**Short problem**.
Gather all lines from the material that contain the word "content".

**Stored data**.
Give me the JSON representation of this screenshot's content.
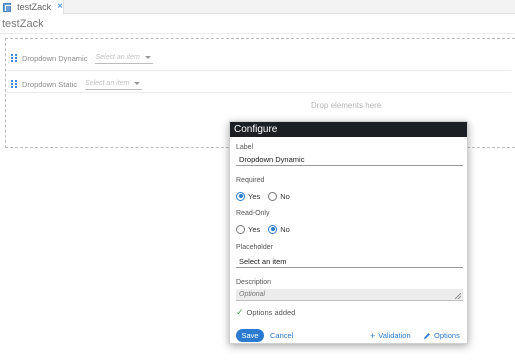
{
  "tab": {
    "label": "testZack",
    "close_glyph": "×"
  },
  "page": {
    "title": "testZack"
  },
  "form": {
    "rows": [
      {
        "label": "Dropdown Dynamic",
        "placeholder": "Select an item"
      },
      {
        "label": "Dropdown Static",
        "placeholder": "Select an item"
      }
    ],
    "drop_text": "Drop elements here"
  },
  "dialog": {
    "title": "Configure",
    "label_field": {
      "label": "Label",
      "value": "Dropdown Dynamic"
    },
    "required": {
      "label": "Required",
      "yes": "Yes",
      "no": "No",
      "selected": "Yes"
    },
    "readonly": {
      "label": "Read-Only",
      "yes": "Yes",
      "no": "No",
      "selected": "No"
    },
    "placeholder_field": {
      "label": "Placeholder",
      "value": "Select an item"
    },
    "description_field": {
      "label": "Description",
      "placeholder": "Optional"
    },
    "status": "Options added",
    "buttons": {
      "save": "Save",
      "cancel": "Cancel",
      "validation": "Validation",
      "options": "Options"
    }
  },
  "colors": {
    "accent": "#2a7bd0",
    "header_bg": "#1c1f24",
    "success": "#43a047"
  },
  "icons": [
    "form-icon",
    "close-icon",
    "drag-handle-icon",
    "caret-down-icon",
    "check-icon",
    "plus-icon",
    "pencil-icon",
    "resize-grip-icon"
  ]
}
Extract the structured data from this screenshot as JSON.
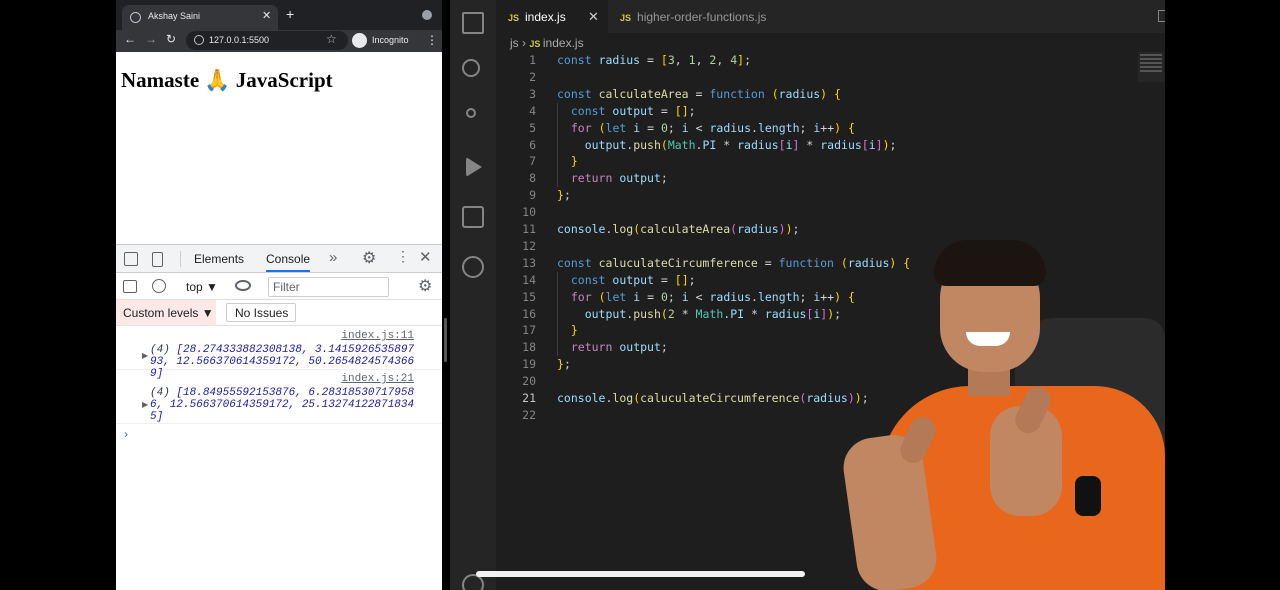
{
  "browser": {
    "tab_title": "Akshay Saini",
    "url": "127.0.0.1:5500",
    "mode": "Incognito",
    "page_heading": "Namaste 🙏 JavaScript"
  },
  "devtools": {
    "tabs": [
      "Elements",
      "Console"
    ],
    "active_tab": "Console",
    "context": "top ▼",
    "filter_placeholder": "Filter",
    "levels": "Custom levels ▼",
    "issues": "No Issues",
    "messages": [
      {
        "source": "index.js:11",
        "count": "(4)",
        "text": " [28.274333882308138, 3.141592653589793, 12.566370614359172, 50.26548245743669]"
      },
      {
        "source": "index.js:21",
        "count": "(4)",
        "text": " [18.84955592153876, 6.283185307179586, 12.566370614359172, 25.132741228718345]"
      }
    ]
  },
  "editor": {
    "tabs": [
      {
        "label": "index.js",
        "active": true
      },
      {
        "label": "higher-order-functions.js",
        "active": false
      }
    ],
    "breadcrumb": [
      "js",
      "index.js"
    ],
    "current_line": 21,
    "lines": [
      "const radius = [3, 1, 2, 4];",
      "",
      "const calculateArea = function (radius) {",
      "  const output = [];",
      "  for (let i = 0; i < radius.length; i++) {",
      "    output.push(Math.PI * radius[i] * radius[i]);",
      "  }",
      "  return output;",
      "};",
      "",
      "console.log(calculateArea(radius));",
      "",
      "const caluculateCircumference = function (radius) {",
      "  const output = [];",
      "  for (let i = 0; i < radius.length; i++) {",
      "    output.push(2 * Math.PI * radius[i]);",
      "  }",
      "  return output;",
      "};",
      "",
      "console.log(caluculateCircumference(radius));",
      ""
    ]
  }
}
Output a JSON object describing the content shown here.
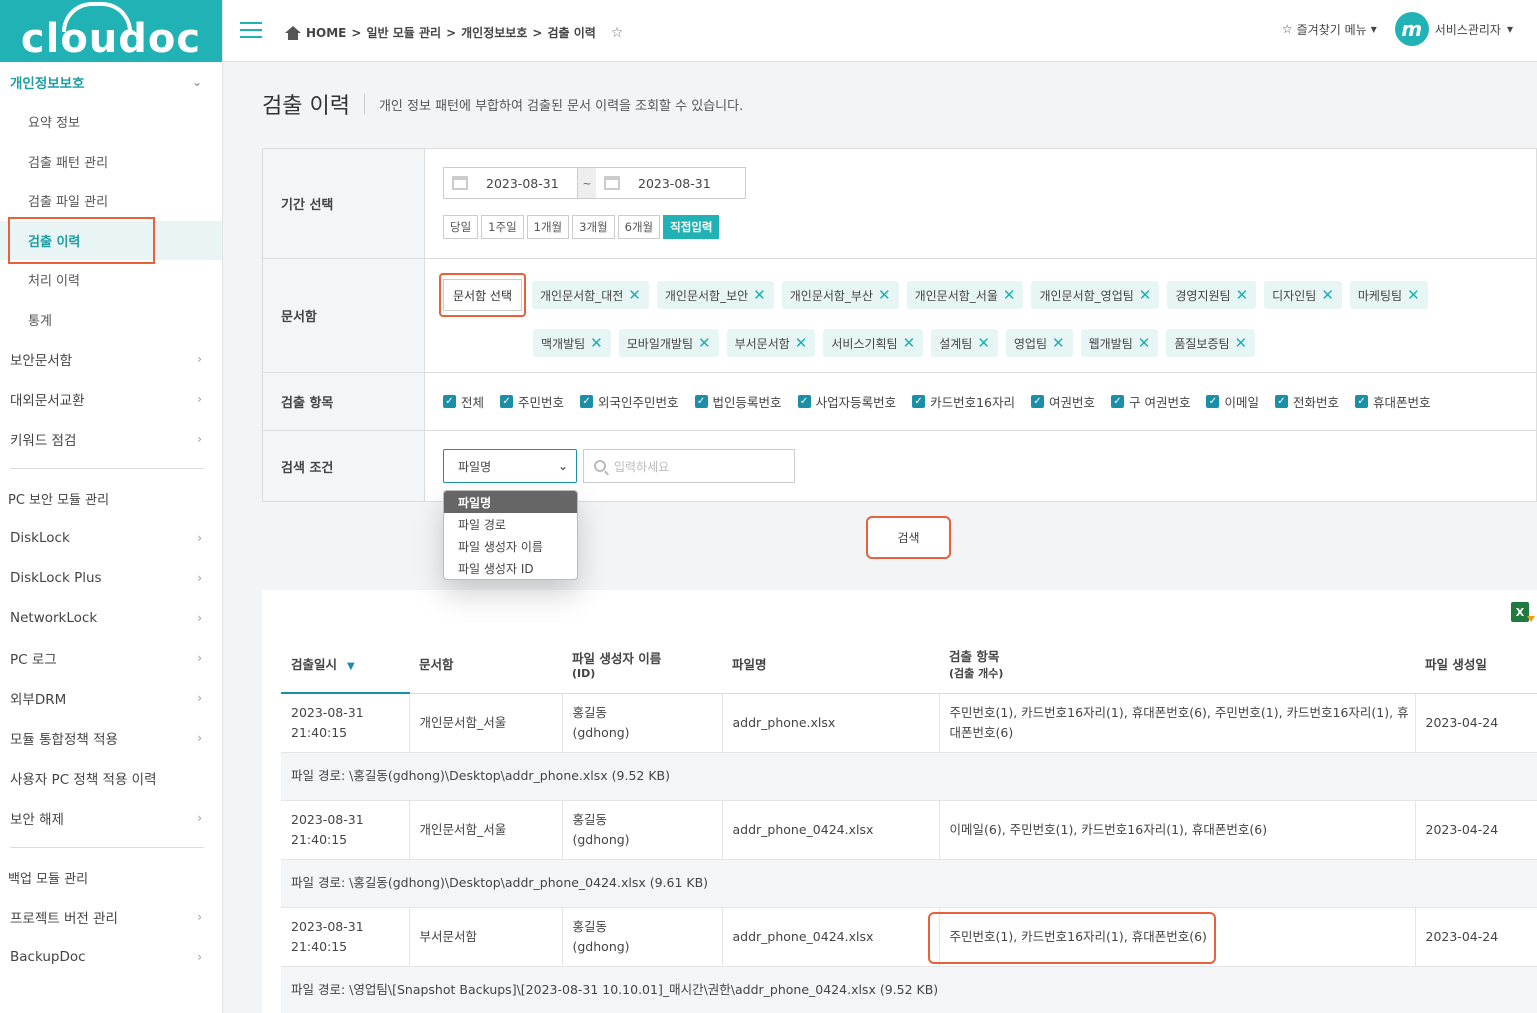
{
  "logo": "cloudoc",
  "sidebar": {
    "section_open": "개인정보보호",
    "sub_items": [
      "요약 정보",
      "검출 패턴 관리",
      "검출 파일 관리",
      "검출 이력",
      "처리 이력",
      "통계"
    ],
    "group1": [
      "보안문서함",
      "대외문서교환",
      "키워드 점검"
    ],
    "group2_title": "PC 보안 모듈 관리",
    "group2": [
      "DiskLock",
      "DiskLock Plus",
      "NetworkLock",
      "PC 로그",
      "외부DRM",
      "모듈 통합정책 적용",
      "사용자 PC 정책 적용 이력",
      "보안 해제"
    ],
    "group3_title": "백업 모듈 관리",
    "group3": [
      "프로젝트 버전 관리",
      "BackupDoc"
    ]
  },
  "topbar": {
    "breadcrumb": [
      "HOME",
      ">",
      "일반 모듈 관리",
      ">",
      "개인정보보호",
      ">",
      "검출 이력"
    ],
    "favorites": "즐겨찾기 메뉴",
    "avatar_letter": "m",
    "user": "서비스관리자"
  },
  "page": {
    "title": "검출 이력",
    "description": "개인 정보 패턴에 부합하여 검출된 문서 이력을 조회할 수 있습니다."
  },
  "form": {
    "period_label": "기간 선택",
    "date_from": "2023-08-31",
    "date_sep": "~",
    "date_to": "2023-08-31",
    "period_buttons": [
      "당일",
      "1주일",
      "1개월",
      "3개월",
      "6개월",
      "직접입력"
    ],
    "docbox_label": "문서함",
    "docbox_button": "문서함 선택",
    "tags_line1": [
      "개인문서함_대전",
      "개인문서함_보안",
      "개인문서함_부산",
      "개인문서함_서울",
      "개인문서함_영업팀",
      "경영지원팀",
      "디자인팀",
      "마케팅팀"
    ],
    "tags_line2": [
      "맥개발팀",
      "모바일개발팀",
      "부서문서함",
      "서비스기획팀",
      "설계팀",
      "영업팀",
      "웹개발팀",
      "품질보증팀"
    ],
    "items_label": "검출 항목",
    "items": [
      "전체",
      "주민번호",
      "외국인주민번호",
      "법인등록번호",
      "사업자등록번호",
      "카드번호16자리",
      "여권번호",
      "구 여권번호",
      "이메일",
      "전화번호",
      "휴대폰번호"
    ],
    "cond_label": "검색 조건",
    "select_value": "파일명",
    "search_placeholder": "입력하세요",
    "dropdown_options": [
      "파일명",
      "파일 경로",
      "파일 생성자 이름",
      "파일 생성자 ID"
    ],
    "search_button": "검색"
  },
  "results": {
    "excel_label": "X",
    "headers": {
      "date": "검출일시",
      "docbox": "문서함",
      "creator": "파일 생성자 이름",
      "creator_sub": "(ID)",
      "filename": "파일명",
      "items": "검출 항목",
      "items_sub": "(검출 개수)",
      "created": "파일 생성일"
    },
    "rows": [
      {
        "date": "2023-08-31",
        "time": "21:40:15",
        "docbox": "개인문서함_서울",
        "creator": "홍길동",
        "creator_id": "(gdhong)",
        "filename": "addr_phone.xlsx",
        "items": "주민번호(1), 카드번호16자리(1), 휴대폰번호(6), 주민번호(1), 카드번호16자리(1), 휴대폰번호(6)",
        "created": "2023-04-24",
        "path": "파일 경로: \\홍길동(gdhong)\\Desktop\\addr_phone.xlsx (9.52 KB)"
      },
      {
        "date": "2023-08-31",
        "time": "21:40:15",
        "docbox": "개인문서함_서울",
        "creator": "홍길동",
        "creator_id": "(gdhong)",
        "filename": "addr_phone_0424.xlsx",
        "items": "이메일(6), 주민번호(1), 카드번호16자리(1), 휴대폰번호(6)",
        "created": "2023-04-24",
        "path": "파일 경로: \\홍길동(gdhong)\\Desktop\\addr_phone_0424.xlsx (9.61 KB)"
      },
      {
        "date": "2023-08-31",
        "time": "21:40:15",
        "docbox": "부서문서함",
        "creator": "홍길동",
        "creator_id": "(gdhong)",
        "filename": "addr_phone_0424.xlsx",
        "items": "주민번호(1), 카드번호16자리(1), 휴대폰번호(6)",
        "created": "2023-04-24",
        "path": "파일 경로: \\영업팀\\[Snapshot Backups]\\[2023-08-31 10.10.01]_매시간\\권한\\addr_phone_0424.xlsx (9.52 KB)"
      }
    ]
  },
  "colors": {
    "accent": "#20b2b4",
    "highlight": "#e8603c",
    "check": "#1c8fa8"
  }
}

**Exercise result**.
Give me the JSON representation of this screenshot's content.
Output a JSON object describing the content shown here.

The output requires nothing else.